:: Material shown

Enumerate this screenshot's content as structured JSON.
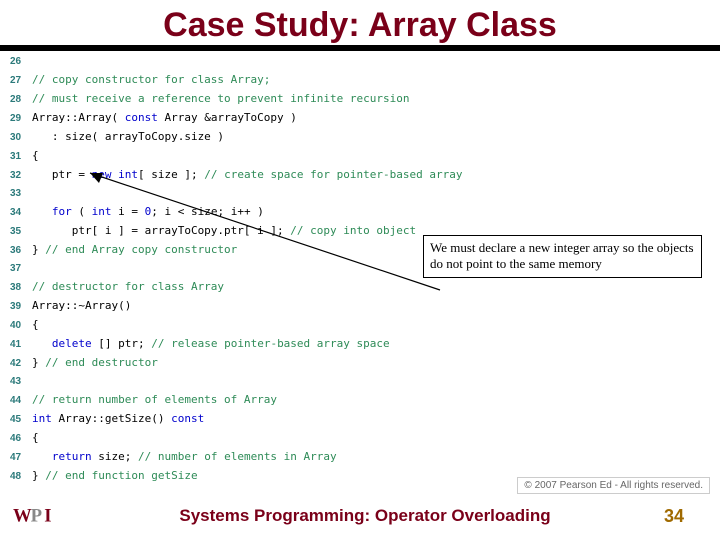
{
  "title": "Case Study: Array Class",
  "code": {
    "l26": {
      "n": "26",
      "cm": ""
    },
    "l27": {
      "n": "27",
      "cm": "// copy constructor for class Array;"
    },
    "l28": {
      "n": "28",
      "cm": "// must receive a reference to prevent infinite recursion"
    },
    "l29": {
      "n": "29",
      "a": "Array::Array( ",
      "kw": "const",
      "b": " Array &arrayToCopy )"
    },
    "l30": {
      "n": "30",
      "a": "   : size( arrayToCopy.size )"
    },
    "l31": {
      "n": "31",
      "a": "{"
    },
    "l32": {
      "n": "32",
      "a": "   ptr = ",
      "kw": "new",
      "b": " ",
      "kw2": "int",
      "c": "[ size ]; ",
      "cm": "// create space for pointer-based array"
    },
    "l33": {
      "n": "33"
    },
    "l34": {
      "n": "34",
      "a": "   ",
      "kw": "for",
      "b": " ( ",
      "kw2": "int",
      "c": " i = ",
      "kw3": "0",
      "d": "; i < size; i++ )"
    },
    "l35": {
      "n": "35",
      "a": "      ptr[ i ] = arrayToCopy.ptr[ i ]; ",
      "cm": "// copy into object"
    },
    "l36": {
      "n": "36",
      "a": "} ",
      "cm": "// end Array copy constructor"
    },
    "l37": {
      "n": "37"
    },
    "l38": {
      "n": "38",
      "cm": "// destructor for class Array"
    },
    "l39": {
      "n": "39",
      "a": "Array::~Array()"
    },
    "l40": {
      "n": "40",
      "a": "{"
    },
    "l41": {
      "n": "41",
      "a": "   ",
      "kw": "delete",
      "b": " [] ptr; ",
      "cm": "// release pointer-based array space"
    },
    "l42": {
      "n": "42",
      "a": "} ",
      "cm": "// end destructor"
    },
    "l43": {
      "n": "43"
    },
    "l44": {
      "n": "44",
      "cm": "// return number of elements of Array"
    },
    "l45": {
      "n": "45",
      "kw0": "int",
      "a": " Array::getSize() ",
      "kw": "const"
    },
    "l46": {
      "n": "46",
      "a": "{"
    },
    "l47": {
      "n": "47",
      "a": "   ",
      "kw": "return",
      "b": " size; ",
      "cm": "// number of elements in Array"
    },
    "l48": {
      "n": "48",
      "a": "} ",
      "cm": "// end function getSize"
    }
  },
  "callout": "We must declare a new integer array so the objects do not point to the same memory",
  "copyright": "© 2007 Pearson Ed - All rights reserved.",
  "footer": "Systems Programming:   Operator Overloading",
  "page": "34"
}
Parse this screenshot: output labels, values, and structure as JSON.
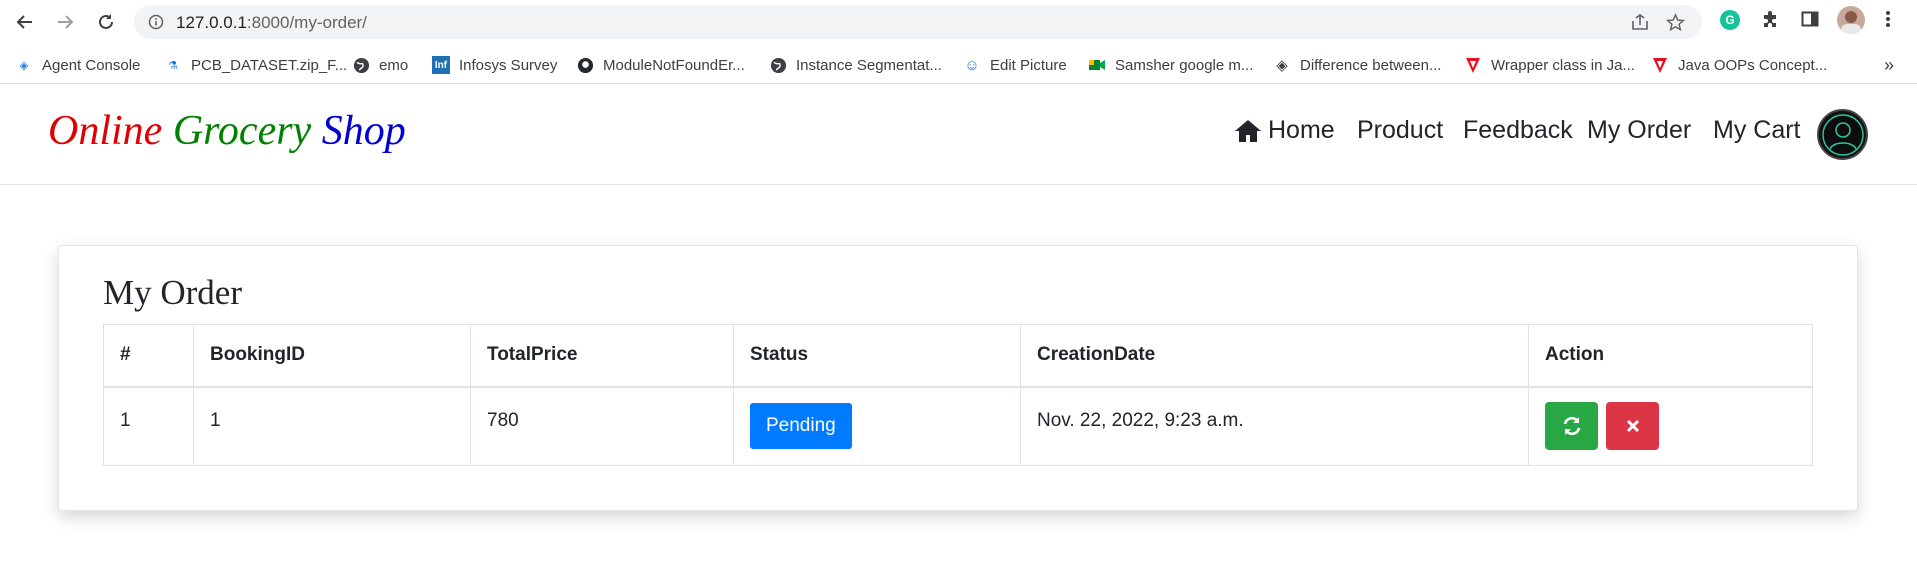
{
  "browser": {
    "url_host": "127.0.0.1",
    "url_rest": ":8000/my-order/",
    "bookmarks": [
      "Agent Console",
      "PCB_DATASET.zip_F...",
      "emo",
      "Infosys Survey",
      "ModuleNotFoundEr...",
      "Instance Segmentat...",
      "Edit Picture",
      "Samsher google m...",
      "Difference between...",
      "Wrapper class in Ja...",
      "Java OOPs Concept..."
    ],
    "more_bookmarks": "»"
  },
  "site": {
    "brand": {
      "word1": "Online",
      "word2": "Grocery",
      "word3": "Shop"
    },
    "menu": [
      "Home",
      "Product",
      "Feedback",
      "My Order",
      "My Cart"
    ]
  },
  "orders": {
    "title": "My Order",
    "headers": [
      "#",
      "BookingID",
      "TotalPrice",
      "Status",
      "CreationDate",
      "Action"
    ],
    "rows": [
      {
        "num": "1",
        "booking_id": "1",
        "total_price": "780",
        "status": "Pending",
        "date": "Nov. 22, 2022, 9:23 a.m."
      }
    ]
  },
  "colors": {
    "brand_word1": "#e00000",
    "brand_word2": "#008000",
    "brand_word3": "#0000d0",
    "status_badge": "#007bff",
    "refresh_button": "#28a745",
    "cancel_button": "#dc3545"
  },
  "icons": [
    "back-icon",
    "forward-icon",
    "reload-icon",
    "info-icon",
    "share-icon",
    "star-icon",
    "grammarly-icon",
    "extensions-icon",
    "sidepanel-icon",
    "profile-icon",
    "menu-icon",
    "home-icon",
    "refresh-icon",
    "close-icon"
  ]
}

::::

Aim: Print each of the records above exactly as written, leaving no picture in the copy.

Output of the task:
Enumerate this screenshot's content as structured JSON.
{
  "title": "Case Study: Array Class",
  "code": {
    "l26": {
      "n": "26",
      "cm": ""
    },
    "l27": {
      "n": "27",
      "cm": "// copy constructor for class Array;"
    },
    "l28": {
      "n": "28",
      "cm": "// must receive a reference to prevent infinite recursion"
    },
    "l29": {
      "n": "29",
      "a": "Array::Array( ",
      "kw": "const",
      "b": " Array &arrayToCopy )"
    },
    "l30": {
      "n": "30",
      "a": "   : size( arrayToCopy.size )"
    },
    "l31": {
      "n": "31",
      "a": "{"
    },
    "l32": {
      "n": "32",
      "a": "   ptr = ",
      "kw": "new",
      "b": " ",
      "kw2": "int",
      "c": "[ size ]; ",
      "cm": "// create space for pointer-based array"
    },
    "l33": {
      "n": "33"
    },
    "l34": {
      "n": "34",
      "a": "   ",
      "kw": "for",
      "b": " ( ",
      "kw2": "int",
      "c": " i = ",
      "kw3": "0",
      "d": "; i < size; i++ )"
    },
    "l35": {
      "n": "35",
      "a": "      ptr[ i ] = arrayToCopy.ptr[ i ]; ",
      "cm": "// copy into object"
    },
    "l36": {
      "n": "36",
      "a": "} ",
      "cm": "// end Array copy constructor"
    },
    "l37": {
      "n": "37"
    },
    "l38": {
      "n": "38",
      "cm": "// destructor for class Array"
    },
    "l39": {
      "n": "39",
      "a": "Array::~Array()"
    },
    "l40": {
      "n": "40",
      "a": "{"
    },
    "l41": {
      "n": "41",
      "a": "   ",
      "kw": "delete",
      "b": " [] ptr; ",
      "cm": "// release pointer-based array space"
    },
    "l42": {
      "n": "42",
      "a": "} ",
      "cm": "// end destructor"
    },
    "l43": {
      "n": "43"
    },
    "l44": {
      "n": "44",
      "cm": "// return number of elements of Array"
    },
    "l45": {
      "n": "45",
      "kw0": "int",
      "a": " Array::getSize() ",
      "kw": "const"
    },
    "l46": {
      "n": "46",
      "a": "{"
    },
    "l47": {
      "n": "47",
      "a": "   ",
      "kw": "return",
      "b": " size; ",
      "cm": "// number of elements in Array"
    },
    "l48": {
      "n": "48",
      "a": "} ",
      "cm": "// end function getSize"
    }
  },
  "callout": "We must declare a new integer array so the objects do not point to the same memory",
  "copyright": "© 2007 Pearson Ed - All rights reserved.",
  "footer": "Systems Programming:   Operator Overloading",
  "page": "34"
}
Parse this screenshot: output labels, values, and structure as JSON.
{
  "browser": {
    "url_host": "127.0.0.1",
    "url_rest": ":8000/my-order/",
    "bookmarks": [
      "Agent Console",
      "PCB_DATASET.zip_F...",
      "emo",
      "Infosys Survey",
      "ModuleNotFoundEr...",
      "Instance Segmentat...",
      "Edit Picture",
      "Samsher google m...",
      "Difference between...",
      "Wrapper class in Ja...",
      "Java OOPs Concept..."
    ],
    "more_bookmarks": "»"
  },
  "site": {
    "brand": {
      "word1": "Online",
      "word2": "Grocery",
      "word3": "Shop"
    },
    "menu": [
      "Home",
      "Product",
      "Feedback",
      "My Order",
      "My Cart"
    ]
  },
  "orders": {
    "title": "My Order",
    "headers": [
      "#",
      "BookingID",
      "TotalPrice",
      "Status",
      "CreationDate",
      "Action"
    ],
    "rows": [
      {
        "num": "1",
        "booking_id": "1",
        "total_price": "780",
        "status": "Pending",
        "date": "Nov. 22, 2022, 9:23 a.m."
      }
    ]
  },
  "colors": {
    "brand_word1": "#e00000",
    "brand_word2": "#008000",
    "brand_word3": "#0000d0",
    "status_badge": "#007bff",
    "refresh_button": "#28a745",
    "cancel_button": "#dc3545"
  },
  "icons": [
    "back-icon",
    "forward-icon",
    "reload-icon",
    "info-icon",
    "share-icon",
    "star-icon",
    "grammarly-icon",
    "extensions-icon",
    "sidepanel-icon",
    "profile-icon",
    "menu-icon",
    "home-icon",
    "refresh-icon",
    "close-icon"
  ]
}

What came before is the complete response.